**Collected data:**
====

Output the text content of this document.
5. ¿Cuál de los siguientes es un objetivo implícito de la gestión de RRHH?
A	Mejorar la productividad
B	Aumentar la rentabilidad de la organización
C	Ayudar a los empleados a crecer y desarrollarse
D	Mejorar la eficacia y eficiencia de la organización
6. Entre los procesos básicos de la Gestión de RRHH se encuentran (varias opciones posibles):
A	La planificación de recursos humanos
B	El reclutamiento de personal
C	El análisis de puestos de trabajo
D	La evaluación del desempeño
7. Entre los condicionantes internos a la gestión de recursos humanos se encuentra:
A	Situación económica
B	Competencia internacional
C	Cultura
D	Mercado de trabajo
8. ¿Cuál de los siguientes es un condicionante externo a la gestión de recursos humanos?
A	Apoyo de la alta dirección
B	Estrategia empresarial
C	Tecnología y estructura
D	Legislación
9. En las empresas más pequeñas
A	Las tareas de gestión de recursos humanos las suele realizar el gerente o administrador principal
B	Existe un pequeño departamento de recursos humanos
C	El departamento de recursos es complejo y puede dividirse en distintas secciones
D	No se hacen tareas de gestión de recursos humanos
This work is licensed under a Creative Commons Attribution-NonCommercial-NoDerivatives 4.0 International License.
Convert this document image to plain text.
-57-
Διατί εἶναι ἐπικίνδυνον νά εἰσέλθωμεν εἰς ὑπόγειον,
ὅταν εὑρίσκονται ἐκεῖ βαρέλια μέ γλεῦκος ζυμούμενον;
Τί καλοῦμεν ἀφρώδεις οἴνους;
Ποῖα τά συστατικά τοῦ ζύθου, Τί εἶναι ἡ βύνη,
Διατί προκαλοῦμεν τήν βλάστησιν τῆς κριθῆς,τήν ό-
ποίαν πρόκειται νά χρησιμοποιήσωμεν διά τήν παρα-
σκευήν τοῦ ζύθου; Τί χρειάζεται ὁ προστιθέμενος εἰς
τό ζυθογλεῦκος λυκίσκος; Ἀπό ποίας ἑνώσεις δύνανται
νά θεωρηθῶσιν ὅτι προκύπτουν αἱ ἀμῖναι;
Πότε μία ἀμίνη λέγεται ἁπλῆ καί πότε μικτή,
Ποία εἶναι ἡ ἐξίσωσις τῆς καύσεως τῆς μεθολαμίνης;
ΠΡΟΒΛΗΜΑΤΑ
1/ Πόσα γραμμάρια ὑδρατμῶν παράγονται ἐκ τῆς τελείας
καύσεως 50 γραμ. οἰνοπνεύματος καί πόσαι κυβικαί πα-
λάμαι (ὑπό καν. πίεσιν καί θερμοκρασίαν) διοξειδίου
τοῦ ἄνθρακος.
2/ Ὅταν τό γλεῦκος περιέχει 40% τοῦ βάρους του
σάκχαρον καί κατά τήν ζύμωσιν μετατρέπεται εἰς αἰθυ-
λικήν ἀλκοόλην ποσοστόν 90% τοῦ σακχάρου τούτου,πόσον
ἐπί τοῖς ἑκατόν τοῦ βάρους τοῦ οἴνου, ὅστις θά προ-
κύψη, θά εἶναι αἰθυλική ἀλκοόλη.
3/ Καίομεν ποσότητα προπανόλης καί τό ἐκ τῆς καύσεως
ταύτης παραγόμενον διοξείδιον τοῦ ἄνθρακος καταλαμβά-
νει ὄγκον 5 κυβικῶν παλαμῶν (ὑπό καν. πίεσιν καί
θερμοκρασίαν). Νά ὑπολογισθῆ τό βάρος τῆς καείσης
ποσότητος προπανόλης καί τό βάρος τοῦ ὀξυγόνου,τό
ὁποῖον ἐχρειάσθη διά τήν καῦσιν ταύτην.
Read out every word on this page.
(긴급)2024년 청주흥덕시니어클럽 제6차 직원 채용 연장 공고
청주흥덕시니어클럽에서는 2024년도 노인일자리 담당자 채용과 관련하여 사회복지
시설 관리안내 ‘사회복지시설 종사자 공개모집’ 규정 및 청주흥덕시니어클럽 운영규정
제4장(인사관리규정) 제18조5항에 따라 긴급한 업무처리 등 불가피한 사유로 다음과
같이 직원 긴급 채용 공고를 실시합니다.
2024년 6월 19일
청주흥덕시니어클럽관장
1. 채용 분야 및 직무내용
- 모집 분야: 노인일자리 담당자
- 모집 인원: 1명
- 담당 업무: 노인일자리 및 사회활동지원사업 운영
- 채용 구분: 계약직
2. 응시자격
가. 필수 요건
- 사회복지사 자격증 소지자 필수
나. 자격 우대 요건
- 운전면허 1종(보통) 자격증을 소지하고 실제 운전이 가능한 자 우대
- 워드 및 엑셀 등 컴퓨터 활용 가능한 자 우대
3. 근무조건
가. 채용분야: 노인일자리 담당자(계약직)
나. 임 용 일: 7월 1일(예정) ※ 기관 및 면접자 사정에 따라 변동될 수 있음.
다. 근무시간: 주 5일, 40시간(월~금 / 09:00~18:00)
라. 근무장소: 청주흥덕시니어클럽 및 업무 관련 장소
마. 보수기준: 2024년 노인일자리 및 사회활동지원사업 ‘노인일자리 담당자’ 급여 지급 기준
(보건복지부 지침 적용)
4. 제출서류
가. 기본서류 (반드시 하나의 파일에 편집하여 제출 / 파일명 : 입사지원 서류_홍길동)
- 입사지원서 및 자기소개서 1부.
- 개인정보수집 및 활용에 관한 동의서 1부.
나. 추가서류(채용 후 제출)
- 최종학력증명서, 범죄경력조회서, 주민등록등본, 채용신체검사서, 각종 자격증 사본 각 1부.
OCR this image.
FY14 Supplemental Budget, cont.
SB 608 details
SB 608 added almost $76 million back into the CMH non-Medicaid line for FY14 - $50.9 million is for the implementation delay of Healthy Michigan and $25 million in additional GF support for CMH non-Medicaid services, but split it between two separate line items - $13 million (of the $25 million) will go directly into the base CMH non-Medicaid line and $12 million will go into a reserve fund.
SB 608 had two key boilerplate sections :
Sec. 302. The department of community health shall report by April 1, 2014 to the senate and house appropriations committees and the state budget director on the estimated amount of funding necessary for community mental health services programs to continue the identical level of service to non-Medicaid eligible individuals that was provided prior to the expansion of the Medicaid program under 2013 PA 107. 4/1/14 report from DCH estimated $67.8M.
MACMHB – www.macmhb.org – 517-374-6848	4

====

**Exercise aim:**
Return all of the data word for word.

**Answer below:**
Output the text content of this document.
5. ¿Cuál de los siguientes es un objetivo implícito de la gestión de RRHH?
A	Mejorar la productividad
B	Aumentar la rentabilidad de la organización
C	Ayudar a los empleados a crecer y desarrollarse
D	Mejorar la eficacia y eficiencia de la organización
6. Entre los procesos básicos de la Gestión de RRHH se encuentran (varias opciones posibles):
A	La planificación de recursos humanos
B	El reclutamiento de personal
C	El análisis de puestos de trabajo
D	La evaluación del desempeño
7. Entre los condicionantes internos a la gestión de recursos humanos se encuentra:
A	Situación económica
B	Competencia internacional
C	Cultura
D	Mercado de trabajo
8. ¿Cuál de los siguientes es un condicionante externo a la gestión de recursos humanos?
A	Apoyo de la alta dirección
B	Estrategia empresarial
C	Tecnología y estructura
D	Legislación
9. En las empresas más pequeñas
A	Las tareas de gestión de recursos humanos las suele realizar el gerente o administrador principal
B	Existe un pequeño departamento de recursos humanos
C	El departamento de recursos es complejo y puede dividirse en distintas secciones
D	No se hacen tareas de gestión de recursos humanos
This work is licensed under a Creative Commons Attribution-NonCommercial-NoDerivatives 4.0 International License.
Convert this document image to plain text.
-57-
Διατί εἶναι ἐπικίνδυνον νά εἰσέλθωμεν εἰς ὑπόγειον,
ὅταν εὑρίσκονται ἐκεῖ βαρέλια μέ γλεῦκος ζυμούμενον;
Τί καλοῦμεν ἀφρώδεις οἴνους;
Ποῖα τά συστατικά τοῦ ζύθου, Τί εἶναι ἡ βύνη,
Διατί προκαλοῦμεν τήν βλάστησιν τῆς κριθῆς,τήν ό-
ποίαν πρόκειται νά χρησιμοποιήσωμεν διά τήν παρα-
σκευήν τοῦ ζύθου; Τί χρειάζεται ὁ προστιθέμενος εἰς
τό ζυθογλεῦκος λυκίσκος; Ἀπό ποίας ἑνώσεις δύνανται
νά θεωρηθῶσιν ὅτι προκύπτουν αἱ ἀμῖναι;
Πότε μία ἀμίνη λέγεται ἁπλῆ καί πότε μικτή,
Ποία εἶναι ἡ ἐξίσωσις τῆς καύσεως τῆς μεθολαμίνης;
ΠΡΟΒΛΗΜΑΤΑ
1/ Πόσα γραμμάρια ὑδρατμῶν παράγονται ἐκ τῆς τελείας
καύσεως 50 γραμ. οἰνοπνεύματος καί πόσαι κυβικαί πα-
λάμαι (ὑπό καν. πίεσιν καί θερμοκρασίαν) διοξειδίου
τοῦ ἄνθρακος.
2/ Ὅταν τό γλεῦκος περιέχει 40% τοῦ βάρους του
σάκχαρον καί κατά τήν ζύμωσιν μετατρέπεται εἰς αἰθυ-
λικήν ἀλκοόλην ποσοστόν 90% τοῦ σακχάρου τούτου,πόσον
ἐπί τοῖς ἑκατόν τοῦ βάρους τοῦ οἴνου, ὅστις θά προ-
κύψη, θά εἶναι αἰθυλική ἀλκοόλη.
3/ Καίομεν ποσότητα προπανόλης καί τό ἐκ τῆς καύσεως
ταύτης παραγόμενον διοξείδιον τοῦ ἄνθρακος καταλαμβά-
νει ὄγκον 5 κυβικῶν παλαμῶν (ὑπό καν. πίεσιν καί
θερμοκρασίαν). Νά ὑπολογισθῆ τό βάρος τῆς καείσης
ποσότητος προπανόλης καί τό βάρος τοῦ ὀξυγόνου,τό
ὁποῖον ἐχρειάσθη διά τήν καῦσιν ταύτην.
Read out every word on this page.
(긴급)2024년 청주흥덕시니어클럽 제6차 직원 채용 연장 공고
청주흥덕시니어클럽에서는 2024년도 노인일자리 담당자 채용과 관련하여 사회복지
시설 관리안내 ‘사회복지시설 종사자 공개모집’ 규정 및 청주흥덕시니어클럽 운영규정
제4장(인사관리규정) 제18조5항에 따라 긴급한 업무처리 등 불가피한 사유로 다음과
같이 직원 긴급 채용 공고를 실시합니다.
2024년 6월 19일
청주흥덕시니어클럽관장
1. 채용 분야 및 직무내용
- 모집 분야: 노인일자리 담당자
- 모집 인원: 1명
- 담당 업무: 노인일자리 및 사회활동지원사업 운영
- 채용 구분: 계약직
2. 응시자격
가. 필수 요건
- 사회복지사 자격증 소지자 필수
나. 자격 우대 요건
- 운전면허 1종(보통) 자격증을 소지하고 실제 운전이 가능한 자 우대
- 워드 및 엑셀 등 컴퓨터 활용 가능한 자 우대
3. 근무조건
가. 채용분야: 노인일자리 담당자(계약직)
나. 임 용 일: 7월 1일(예정) ※ 기관 및 면접자 사정에 따라 변동될 수 있음.
다. 근무시간: 주 5일, 40시간(월~금 / 09:00~18:00)
라. 근무장소: 청주흥덕시니어클럽 및 업무 관련 장소
마. 보수기준: 2024년 노인일자리 및 사회활동지원사업 ‘노인일자리 담당자’ 급여 지급 기준
(보건복지부 지침 적용)
4. 제출서류
가. 기본서류 (반드시 하나의 파일에 편집하여 제출 / 파일명 : 입사지원 서류_홍길동)
- 입사지원서 및 자기소개서 1부.
- 개인정보수집 및 활용에 관한 동의서 1부.
나. 추가서류(채용 후 제출)
- 최종학력증명서, 범죄경력조회서, 주민등록등본, 채용신체검사서, 각종 자격증 사본 각 1부.
OCR this image.
FY14 Supplemental Budget, cont.
SB 608 details
SB 608 added almost $76 million back into the CMH non-Medicaid line for FY14 - $50.9 million is for the implementation delay of Healthy Michigan and $25 million in additional GF support for CMH non-Medicaid services, but split it between two separate line items - $13 million (of the $25 million) will go directly into the base CMH non-Medicaid line and $12 million will go into a reserve fund.
SB 608 had two key boilerplate sections :
Sec. 302. The department of community health shall report by April 1, 2014 to the senate and house appropriations committees and the state budget director on the estimated amount of funding necessary for community mental health services programs to continue the identical level of service to non-Medicaid eligible individuals that was provided prior to the expansion of the Medicaid program under 2013 PA 107. 4/1/14 report from DCH estimated $67.8M.
MACMHB – www.macmhb.org – 517-374-6848	4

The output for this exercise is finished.